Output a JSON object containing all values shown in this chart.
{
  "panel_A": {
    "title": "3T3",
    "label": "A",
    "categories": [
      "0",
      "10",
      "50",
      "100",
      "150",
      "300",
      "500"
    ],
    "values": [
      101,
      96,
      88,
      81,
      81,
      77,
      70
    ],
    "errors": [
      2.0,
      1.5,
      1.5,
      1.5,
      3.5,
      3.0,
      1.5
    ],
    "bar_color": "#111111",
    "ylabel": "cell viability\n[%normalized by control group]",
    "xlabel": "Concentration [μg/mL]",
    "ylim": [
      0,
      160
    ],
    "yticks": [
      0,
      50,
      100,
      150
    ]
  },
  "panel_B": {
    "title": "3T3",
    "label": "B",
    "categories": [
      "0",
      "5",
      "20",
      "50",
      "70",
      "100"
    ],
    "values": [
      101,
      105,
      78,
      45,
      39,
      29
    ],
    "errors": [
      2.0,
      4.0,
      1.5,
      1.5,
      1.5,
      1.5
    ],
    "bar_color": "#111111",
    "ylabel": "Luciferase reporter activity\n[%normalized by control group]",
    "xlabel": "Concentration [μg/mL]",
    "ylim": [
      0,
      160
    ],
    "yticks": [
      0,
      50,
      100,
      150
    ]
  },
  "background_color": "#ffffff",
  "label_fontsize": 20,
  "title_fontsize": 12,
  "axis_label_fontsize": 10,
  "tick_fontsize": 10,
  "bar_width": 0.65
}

- **GIVEN EXERCISE**: Write an exact transcription of every entry above.

- **RESULT**:
Output a JSON object containing all values shown in this chart.
{
  "panel_A": {
    "title": "3T3",
    "label": "A",
    "categories": [
      "0",
      "10",
      "50",
      "100",
      "150",
      "300",
      "500"
    ],
    "values": [
      101,
      96,
      88,
      81,
      81,
      77,
      70
    ],
    "errors": [
      2.0,
      1.5,
      1.5,
      1.5,
      3.5,
      3.0,
      1.5
    ],
    "bar_color": "#111111",
    "ylabel": "cell viability\n[%normalized by control group]",
    "xlabel": "Concentration [μg/mL]",
    "ylim": [
      0,
      160
    ],
    "yticks": [
      0,
      50,
      100,
      150
    ]
  },
  "panel_B": {
    "title": "3T3",
    "label": "B",
    "categories": [
      "0",
      "5",
      "20",
      "50",
      "70",
      "100"
    ],
    "values": [
      101,
      105,
      78,
      45,
      39,
      29
    ],
    "errors": [
      2.0,
      4.0,
      1.5,
      1.5,
      1.5,
      1.5
    ],
    "bar_color": "#111111",
    "ylabel": "Luciferase reporter activity\n[%normalized by control group]",
    "xlabel": "Concentration [μg/mL]",
    "ylim": [
      0,
      160
    ],
    "yticks": [
      0,
      50,
      100,
      150
    ]
  },
  "background_color": "#ffffff",
  "label_fontsize": 20,
  "title_fontsize": 12,
  "axis_label_fontsize": 10,
  "tick_fontsize": 10,
  "bar_width": 0.65
}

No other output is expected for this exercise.